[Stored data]
+--

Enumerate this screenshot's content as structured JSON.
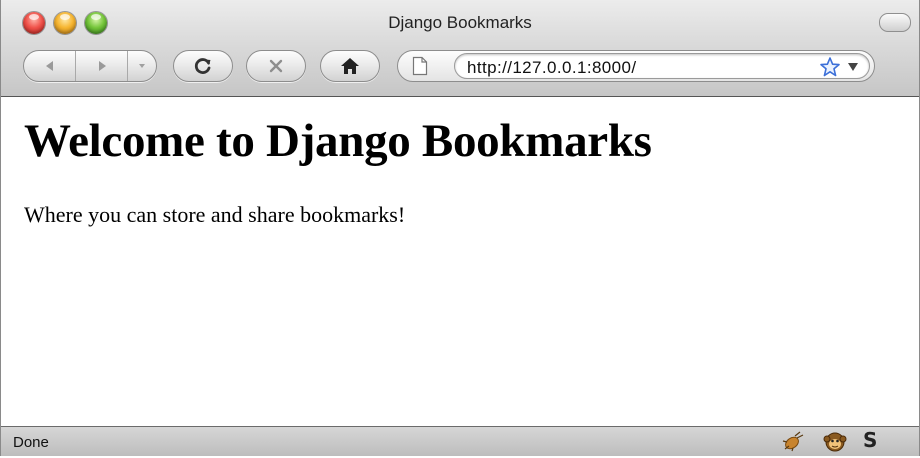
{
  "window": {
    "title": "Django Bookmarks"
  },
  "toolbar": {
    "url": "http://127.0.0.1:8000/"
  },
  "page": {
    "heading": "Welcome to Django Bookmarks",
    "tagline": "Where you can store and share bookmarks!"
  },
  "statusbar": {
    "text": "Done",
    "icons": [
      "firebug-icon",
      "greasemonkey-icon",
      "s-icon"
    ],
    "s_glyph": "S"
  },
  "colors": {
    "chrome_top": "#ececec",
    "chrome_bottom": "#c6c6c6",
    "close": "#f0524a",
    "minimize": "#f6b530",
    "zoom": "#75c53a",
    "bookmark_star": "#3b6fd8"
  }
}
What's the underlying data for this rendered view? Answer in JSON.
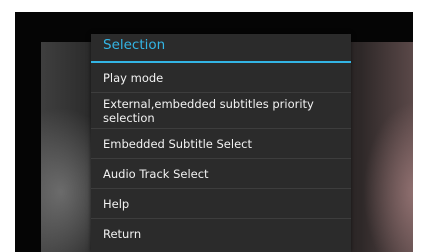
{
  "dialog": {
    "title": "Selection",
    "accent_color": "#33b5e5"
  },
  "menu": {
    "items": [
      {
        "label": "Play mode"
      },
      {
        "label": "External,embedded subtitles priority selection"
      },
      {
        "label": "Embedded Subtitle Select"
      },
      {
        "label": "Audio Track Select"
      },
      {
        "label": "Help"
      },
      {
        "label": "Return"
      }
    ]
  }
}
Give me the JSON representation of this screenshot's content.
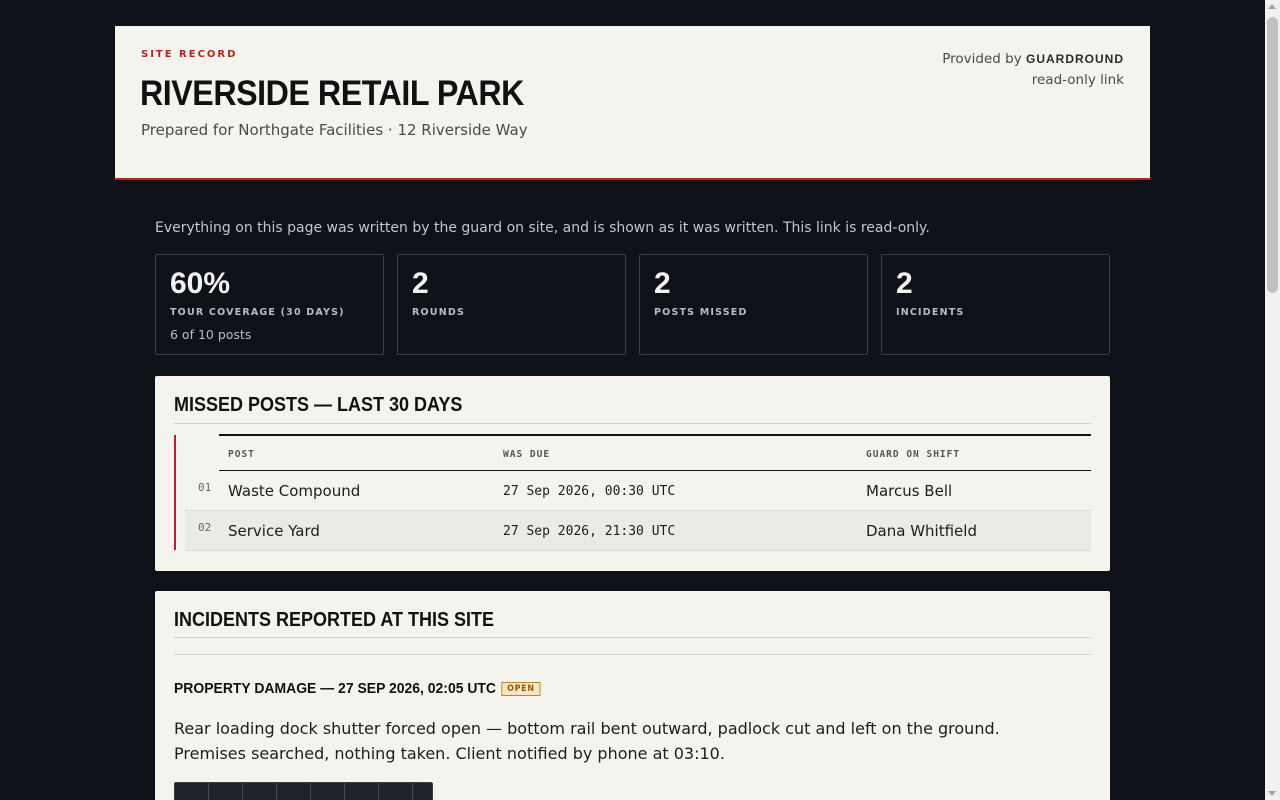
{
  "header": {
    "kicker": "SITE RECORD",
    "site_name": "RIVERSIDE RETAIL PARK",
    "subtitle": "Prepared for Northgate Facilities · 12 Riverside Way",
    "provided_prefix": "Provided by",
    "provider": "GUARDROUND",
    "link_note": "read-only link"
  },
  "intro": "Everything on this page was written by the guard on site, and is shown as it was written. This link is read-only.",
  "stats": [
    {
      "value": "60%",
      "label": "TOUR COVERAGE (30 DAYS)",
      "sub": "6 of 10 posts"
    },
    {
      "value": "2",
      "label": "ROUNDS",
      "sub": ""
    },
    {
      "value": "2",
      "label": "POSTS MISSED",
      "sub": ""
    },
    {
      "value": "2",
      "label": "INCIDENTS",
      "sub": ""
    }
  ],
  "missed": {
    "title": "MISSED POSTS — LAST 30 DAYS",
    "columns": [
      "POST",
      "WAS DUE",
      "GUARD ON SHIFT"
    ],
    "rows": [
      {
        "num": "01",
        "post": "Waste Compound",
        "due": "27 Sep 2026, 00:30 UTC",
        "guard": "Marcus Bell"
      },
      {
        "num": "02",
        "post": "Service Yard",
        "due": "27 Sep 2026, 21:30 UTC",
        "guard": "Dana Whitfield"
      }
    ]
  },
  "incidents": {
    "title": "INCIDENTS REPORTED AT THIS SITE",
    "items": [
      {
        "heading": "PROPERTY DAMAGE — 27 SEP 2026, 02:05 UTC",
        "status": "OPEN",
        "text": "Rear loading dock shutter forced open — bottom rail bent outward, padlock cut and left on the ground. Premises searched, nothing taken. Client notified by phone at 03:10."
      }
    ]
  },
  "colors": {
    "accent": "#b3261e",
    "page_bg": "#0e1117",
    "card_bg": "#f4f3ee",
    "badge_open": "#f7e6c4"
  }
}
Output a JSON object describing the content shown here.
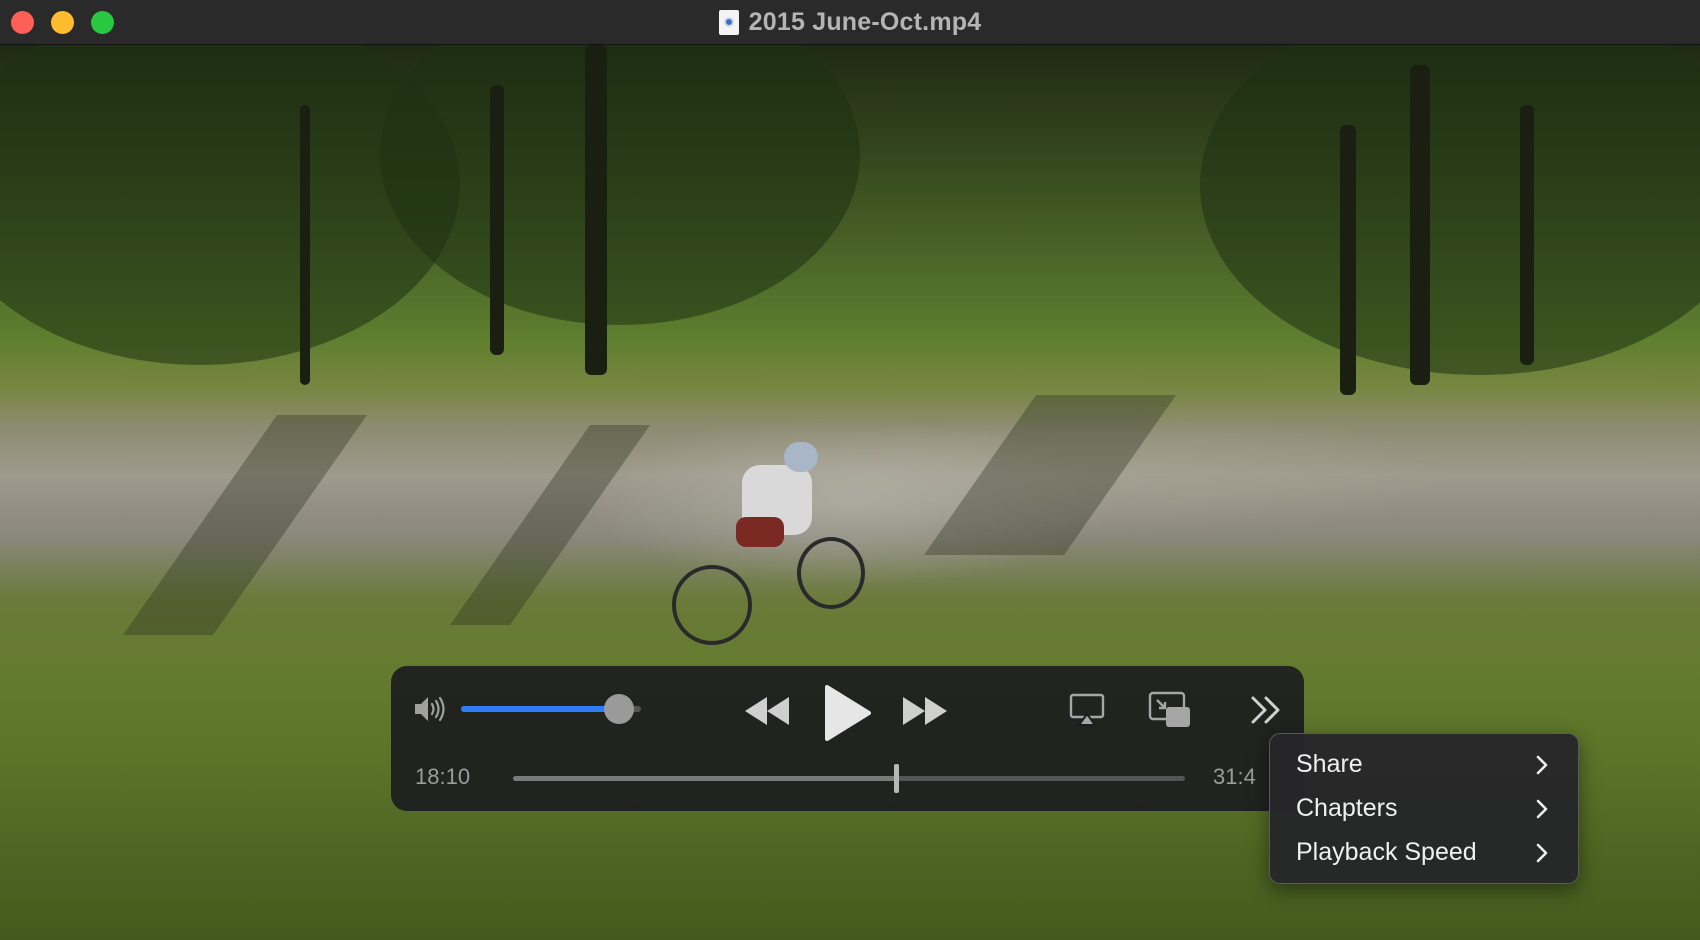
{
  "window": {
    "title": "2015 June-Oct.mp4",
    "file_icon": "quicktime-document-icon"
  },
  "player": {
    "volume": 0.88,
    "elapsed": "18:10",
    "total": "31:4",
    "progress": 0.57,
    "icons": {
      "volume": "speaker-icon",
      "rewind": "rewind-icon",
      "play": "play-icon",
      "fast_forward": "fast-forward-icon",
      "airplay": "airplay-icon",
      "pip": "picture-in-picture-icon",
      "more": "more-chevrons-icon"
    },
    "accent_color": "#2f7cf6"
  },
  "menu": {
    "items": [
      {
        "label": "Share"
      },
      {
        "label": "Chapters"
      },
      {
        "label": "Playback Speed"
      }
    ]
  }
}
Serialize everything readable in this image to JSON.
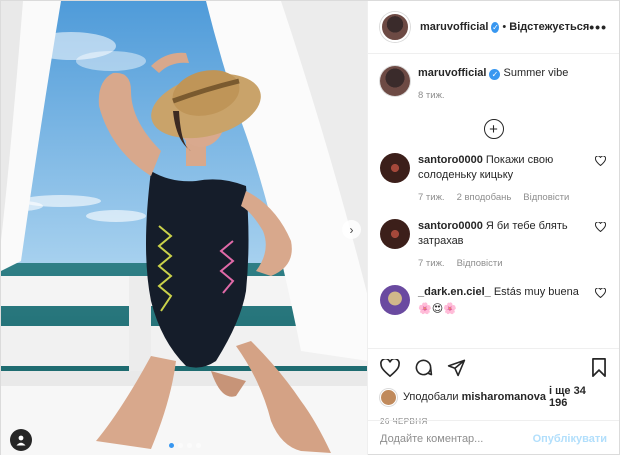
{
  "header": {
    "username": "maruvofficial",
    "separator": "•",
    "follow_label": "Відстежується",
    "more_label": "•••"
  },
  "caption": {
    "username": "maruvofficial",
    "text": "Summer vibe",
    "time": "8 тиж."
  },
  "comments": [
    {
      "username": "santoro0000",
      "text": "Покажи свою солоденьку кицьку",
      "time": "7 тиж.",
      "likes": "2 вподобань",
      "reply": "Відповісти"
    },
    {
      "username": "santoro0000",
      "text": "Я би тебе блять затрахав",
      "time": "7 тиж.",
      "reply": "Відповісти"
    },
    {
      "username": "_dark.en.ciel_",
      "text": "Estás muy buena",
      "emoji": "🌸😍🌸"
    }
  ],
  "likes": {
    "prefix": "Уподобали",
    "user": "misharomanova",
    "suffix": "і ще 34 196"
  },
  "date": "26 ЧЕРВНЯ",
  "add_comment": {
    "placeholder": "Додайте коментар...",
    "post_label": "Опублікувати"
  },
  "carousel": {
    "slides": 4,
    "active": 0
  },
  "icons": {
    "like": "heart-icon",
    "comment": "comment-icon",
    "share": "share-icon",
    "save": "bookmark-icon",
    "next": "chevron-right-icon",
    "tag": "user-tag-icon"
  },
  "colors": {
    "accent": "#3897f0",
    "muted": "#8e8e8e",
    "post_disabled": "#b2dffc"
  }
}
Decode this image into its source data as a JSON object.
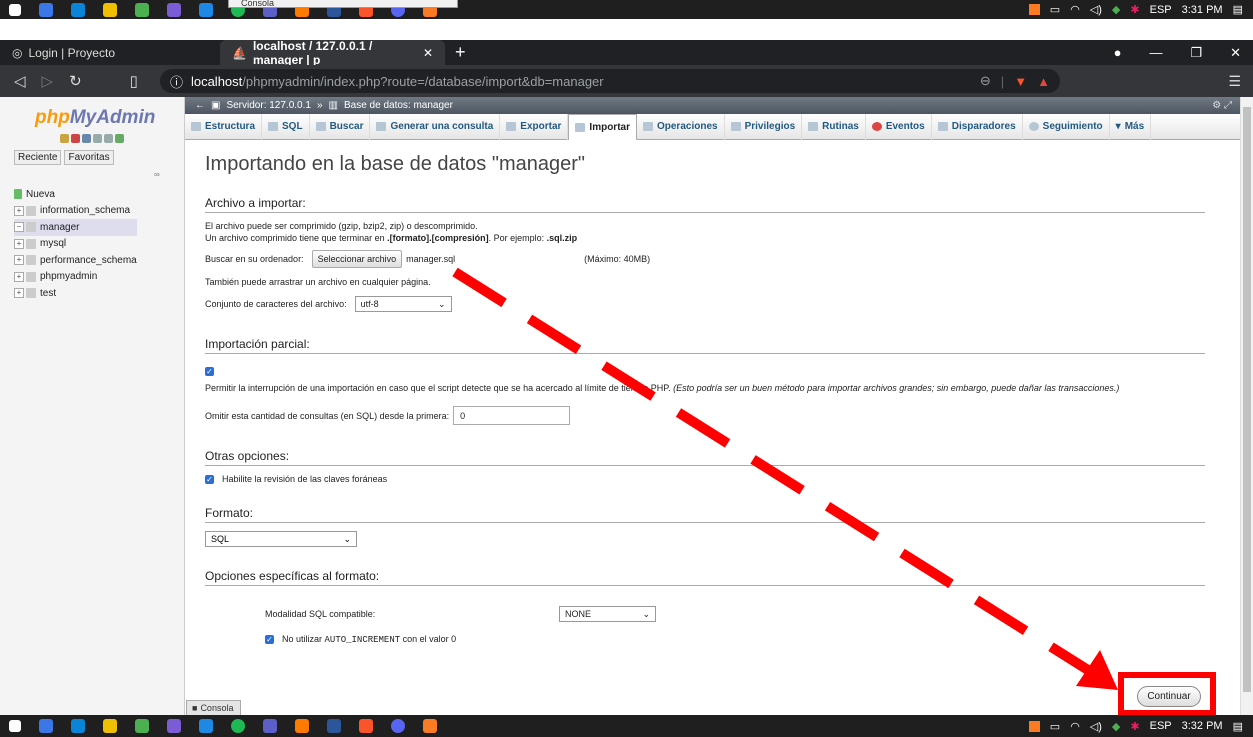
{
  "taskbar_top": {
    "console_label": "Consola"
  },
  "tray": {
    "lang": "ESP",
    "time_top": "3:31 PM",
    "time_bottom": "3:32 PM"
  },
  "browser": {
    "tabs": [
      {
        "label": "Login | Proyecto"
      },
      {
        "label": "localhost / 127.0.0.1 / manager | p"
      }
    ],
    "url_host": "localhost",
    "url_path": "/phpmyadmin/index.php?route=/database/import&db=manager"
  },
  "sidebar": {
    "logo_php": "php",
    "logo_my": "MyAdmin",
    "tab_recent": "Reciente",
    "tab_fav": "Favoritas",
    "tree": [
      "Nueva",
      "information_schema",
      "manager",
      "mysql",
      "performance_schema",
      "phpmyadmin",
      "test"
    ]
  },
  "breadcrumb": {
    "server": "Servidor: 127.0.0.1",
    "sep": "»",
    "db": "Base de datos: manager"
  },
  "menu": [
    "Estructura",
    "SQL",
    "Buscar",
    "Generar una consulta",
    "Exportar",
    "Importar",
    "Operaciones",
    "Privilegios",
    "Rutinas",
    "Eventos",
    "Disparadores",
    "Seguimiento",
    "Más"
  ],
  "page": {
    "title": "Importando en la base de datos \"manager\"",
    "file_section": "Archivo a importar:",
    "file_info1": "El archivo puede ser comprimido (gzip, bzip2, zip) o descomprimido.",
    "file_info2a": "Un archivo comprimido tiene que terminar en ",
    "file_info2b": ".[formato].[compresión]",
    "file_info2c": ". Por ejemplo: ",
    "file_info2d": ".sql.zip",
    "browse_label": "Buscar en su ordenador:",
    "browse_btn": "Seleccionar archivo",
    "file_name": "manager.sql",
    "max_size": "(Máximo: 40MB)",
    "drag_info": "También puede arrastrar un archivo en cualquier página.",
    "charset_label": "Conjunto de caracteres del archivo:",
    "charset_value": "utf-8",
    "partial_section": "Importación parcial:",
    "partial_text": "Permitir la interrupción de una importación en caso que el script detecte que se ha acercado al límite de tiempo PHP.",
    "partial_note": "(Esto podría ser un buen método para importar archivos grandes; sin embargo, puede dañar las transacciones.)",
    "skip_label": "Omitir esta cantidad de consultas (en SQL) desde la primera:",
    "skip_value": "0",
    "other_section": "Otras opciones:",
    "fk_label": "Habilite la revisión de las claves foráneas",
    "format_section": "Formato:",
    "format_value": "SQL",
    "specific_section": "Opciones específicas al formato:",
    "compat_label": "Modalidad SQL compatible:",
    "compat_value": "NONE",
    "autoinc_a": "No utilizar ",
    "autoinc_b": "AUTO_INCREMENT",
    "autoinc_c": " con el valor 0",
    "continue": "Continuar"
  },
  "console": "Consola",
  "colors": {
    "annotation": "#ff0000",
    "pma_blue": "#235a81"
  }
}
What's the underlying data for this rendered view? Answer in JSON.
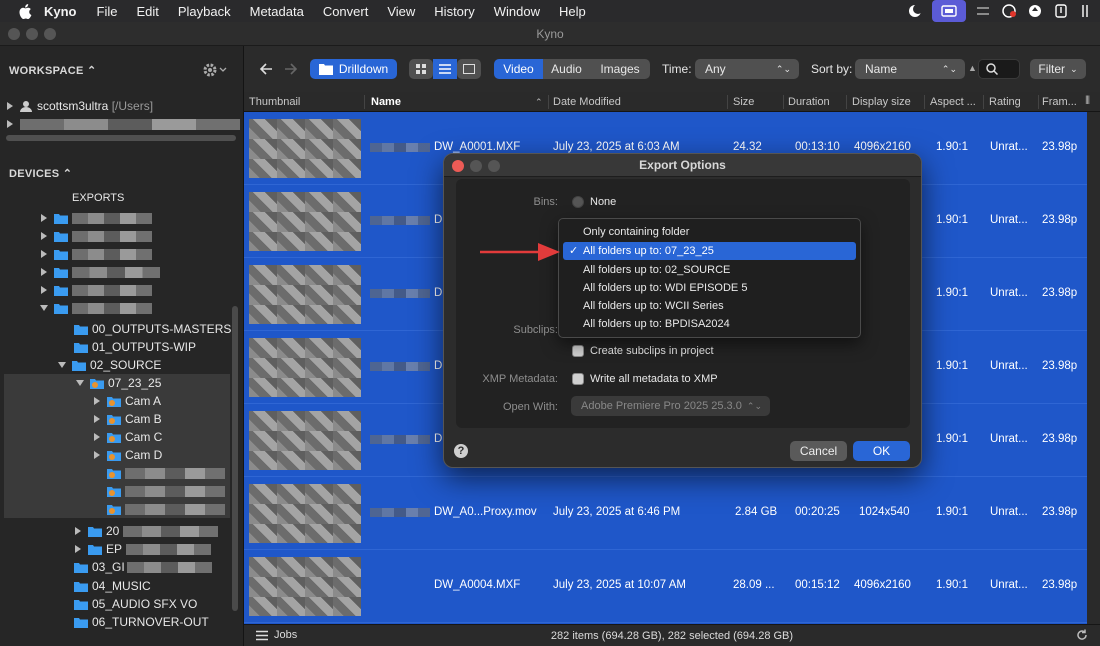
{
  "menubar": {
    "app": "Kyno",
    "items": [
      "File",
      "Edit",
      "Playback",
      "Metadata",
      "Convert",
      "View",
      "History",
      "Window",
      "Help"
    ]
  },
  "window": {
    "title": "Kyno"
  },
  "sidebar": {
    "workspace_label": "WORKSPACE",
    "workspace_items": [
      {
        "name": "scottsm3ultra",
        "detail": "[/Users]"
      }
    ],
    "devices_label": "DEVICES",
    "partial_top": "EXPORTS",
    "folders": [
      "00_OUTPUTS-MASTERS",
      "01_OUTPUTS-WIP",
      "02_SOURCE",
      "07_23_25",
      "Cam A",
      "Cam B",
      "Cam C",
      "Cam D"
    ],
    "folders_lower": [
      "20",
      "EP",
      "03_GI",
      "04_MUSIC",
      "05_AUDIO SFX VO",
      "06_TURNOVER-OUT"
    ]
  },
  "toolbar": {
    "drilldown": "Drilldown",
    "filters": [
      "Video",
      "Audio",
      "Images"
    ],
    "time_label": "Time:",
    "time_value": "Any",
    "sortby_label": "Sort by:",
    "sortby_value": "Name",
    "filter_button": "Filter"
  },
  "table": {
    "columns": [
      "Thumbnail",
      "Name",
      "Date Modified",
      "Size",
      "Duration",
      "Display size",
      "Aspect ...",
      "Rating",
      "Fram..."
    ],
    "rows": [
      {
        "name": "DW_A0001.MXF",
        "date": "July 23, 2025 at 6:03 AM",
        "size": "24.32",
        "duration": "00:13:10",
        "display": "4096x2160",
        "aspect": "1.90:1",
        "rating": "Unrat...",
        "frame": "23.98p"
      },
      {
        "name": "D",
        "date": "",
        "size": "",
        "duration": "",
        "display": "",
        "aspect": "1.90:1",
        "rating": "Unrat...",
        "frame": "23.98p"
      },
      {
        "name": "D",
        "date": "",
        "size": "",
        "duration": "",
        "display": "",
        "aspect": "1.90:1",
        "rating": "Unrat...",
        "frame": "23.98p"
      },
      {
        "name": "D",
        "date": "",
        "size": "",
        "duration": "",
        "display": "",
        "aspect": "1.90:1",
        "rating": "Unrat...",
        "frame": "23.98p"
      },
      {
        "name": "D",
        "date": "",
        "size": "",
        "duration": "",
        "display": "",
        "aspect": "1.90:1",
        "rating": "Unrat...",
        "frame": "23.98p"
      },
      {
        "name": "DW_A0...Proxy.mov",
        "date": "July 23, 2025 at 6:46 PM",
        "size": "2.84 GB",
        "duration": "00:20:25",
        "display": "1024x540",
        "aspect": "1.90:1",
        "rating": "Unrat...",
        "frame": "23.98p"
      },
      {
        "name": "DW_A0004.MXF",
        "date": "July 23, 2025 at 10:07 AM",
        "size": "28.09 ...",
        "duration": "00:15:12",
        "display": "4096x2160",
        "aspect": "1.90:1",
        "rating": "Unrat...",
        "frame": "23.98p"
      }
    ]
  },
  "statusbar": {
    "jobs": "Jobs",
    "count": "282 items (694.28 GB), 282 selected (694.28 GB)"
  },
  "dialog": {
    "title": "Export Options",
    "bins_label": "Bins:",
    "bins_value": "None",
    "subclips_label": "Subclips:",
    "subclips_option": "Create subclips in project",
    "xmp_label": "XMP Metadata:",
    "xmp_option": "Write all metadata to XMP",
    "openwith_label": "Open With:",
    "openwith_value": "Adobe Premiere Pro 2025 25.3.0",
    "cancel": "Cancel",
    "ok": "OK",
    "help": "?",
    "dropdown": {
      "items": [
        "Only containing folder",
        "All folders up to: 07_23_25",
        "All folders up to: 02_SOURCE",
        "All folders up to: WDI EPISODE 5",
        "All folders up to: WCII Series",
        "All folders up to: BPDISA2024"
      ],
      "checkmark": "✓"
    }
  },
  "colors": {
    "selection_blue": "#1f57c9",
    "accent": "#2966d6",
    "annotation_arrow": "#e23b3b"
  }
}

+--

Set problem :: Look through the records and gather every line containing "manager".

Output of the task ::
        "label": "localhost / 127.0.0.1 / manager | p"
    "url_path": "/phpmyadmin/index.php?route=/database/import&db=manager"
      "manager",
    "db": "Base de datos: manager"
    "title": "Importando en la base de datos \"manager\"",
    "file_name": "manager.sql",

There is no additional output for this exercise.